● Aim:
Transcribe all of the material exactly.

● Input rows:

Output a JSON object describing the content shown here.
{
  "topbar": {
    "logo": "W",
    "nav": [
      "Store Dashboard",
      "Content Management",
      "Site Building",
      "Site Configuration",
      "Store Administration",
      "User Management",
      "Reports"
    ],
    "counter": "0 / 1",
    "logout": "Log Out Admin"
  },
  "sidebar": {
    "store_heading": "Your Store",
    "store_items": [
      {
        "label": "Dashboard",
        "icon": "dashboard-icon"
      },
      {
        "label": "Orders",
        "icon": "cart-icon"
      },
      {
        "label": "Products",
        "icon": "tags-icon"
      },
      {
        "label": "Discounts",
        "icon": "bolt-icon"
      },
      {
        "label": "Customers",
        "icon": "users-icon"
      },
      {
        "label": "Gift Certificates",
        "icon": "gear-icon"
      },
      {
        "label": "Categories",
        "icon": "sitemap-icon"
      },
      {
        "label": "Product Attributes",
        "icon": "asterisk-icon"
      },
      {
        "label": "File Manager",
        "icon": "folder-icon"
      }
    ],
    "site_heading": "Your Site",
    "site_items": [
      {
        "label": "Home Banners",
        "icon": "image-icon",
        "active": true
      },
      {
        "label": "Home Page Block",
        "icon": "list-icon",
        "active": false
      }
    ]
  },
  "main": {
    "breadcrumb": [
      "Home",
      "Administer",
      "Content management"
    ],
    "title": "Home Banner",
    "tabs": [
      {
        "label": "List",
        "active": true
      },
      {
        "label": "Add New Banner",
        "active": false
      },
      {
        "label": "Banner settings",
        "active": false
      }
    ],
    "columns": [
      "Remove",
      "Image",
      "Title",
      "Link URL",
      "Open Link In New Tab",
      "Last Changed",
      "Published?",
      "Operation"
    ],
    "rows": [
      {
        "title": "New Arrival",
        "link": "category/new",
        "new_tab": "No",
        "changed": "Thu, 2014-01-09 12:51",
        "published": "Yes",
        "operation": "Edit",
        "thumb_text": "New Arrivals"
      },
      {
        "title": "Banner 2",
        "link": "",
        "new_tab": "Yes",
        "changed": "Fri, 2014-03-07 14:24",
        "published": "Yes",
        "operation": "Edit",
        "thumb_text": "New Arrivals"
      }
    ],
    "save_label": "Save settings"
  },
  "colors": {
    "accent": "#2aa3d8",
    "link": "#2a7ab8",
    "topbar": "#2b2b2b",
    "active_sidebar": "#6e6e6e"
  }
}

● In response:
Output a JSON object describing the content shown here.
{
  "topbar": {
    "logo": "W",
    "nav": [
      "Store Dashboard",
      "Content Management",
      "Site Building",
      "Site Configuration",
      "Store Administration",
      "User Management",
      "Reports"
    ],
    "counter": "0 / 1",
    "logout": "Log Out Admin"
  },
  "sidebar": {
    "store_heading": "Your Store",
    "store_items": [
      {
        "label": "Dashboard",
        "icon": "dashboard-icon"
      },
      {
        "label": "Orders",
        "icon": "cart-icon"
      },
      {
        "label": "Products",
        "icon": "tags-icon"
      },
      {
        "label": "Discounts",
        "icon": "bolt-icon"
      },
      {
        "label": "Customers",
        "icon": "users-icon"
      },
      {
        "label": "Gift Certificates",
        "icon": "gear-icon"
      },
      {
        "label": "Categories",
        "icon": "sitemap-icon"
      },
      {
        "label": "Product Attributes",
        "icon": "asterisk-icon"
      },
      {
        "label": "File Manager",
        "icon": "folder-icon"
      }
    ],
    "site_heading": "Your Site",
    "site_items": [
      {
        "label": "Home Banners",
        "icon": "image-icon",
        "active": true
      },
      {
        "label": "Home Page Block",
        "icon": "list-icon",
        "active": false
      }
    ]
  },
  "main": {
    "breadcrumb": [
      "Home",
      "Administer",
      "Content management"
    ],
    "title": "Home Banner",
    "tabs": [
      {
        "label": "List",
        "active": true
      },
      {
        "label": "Add New Banner",
        "active": false
      },
      {
        "label": "Banner settings",
        "active": false
      }
    ],
    "columns": [
      "Remove",
      "Image",
      "Title",
      "Link URL",
      "Open Link In New Tab",
      "Last Changed",
      "Published?",
      "Operation"
    ],
    "rows": [
      {
        "title": "New Arrival",
        "link": "category/new",
        "new_tab": "No",
        "changed": "Thu, 2014-01-09 12:51",
        "published": "Yes",
        "operation": "Edit",
        "thumb_text": "New Arrivals"
      },
      {
        "title": "Banner 2",
        "link": "",
        "new_tab": "Yes",
        "changed": "Fri, 2014-03-07 14:24",
        "published": "Yes",
        "operation": "Edit",
        "thumb_text": "New Arrivals"
      }
    ],
    "save_label": "Save settings"
  },
  "colors": {
    "accent": "#2aa3d8",
    "link": "#2a7ab8",
    "topbar": "#2b2b2b",
    "active_sidebar": "#6e6e6e"
  }
}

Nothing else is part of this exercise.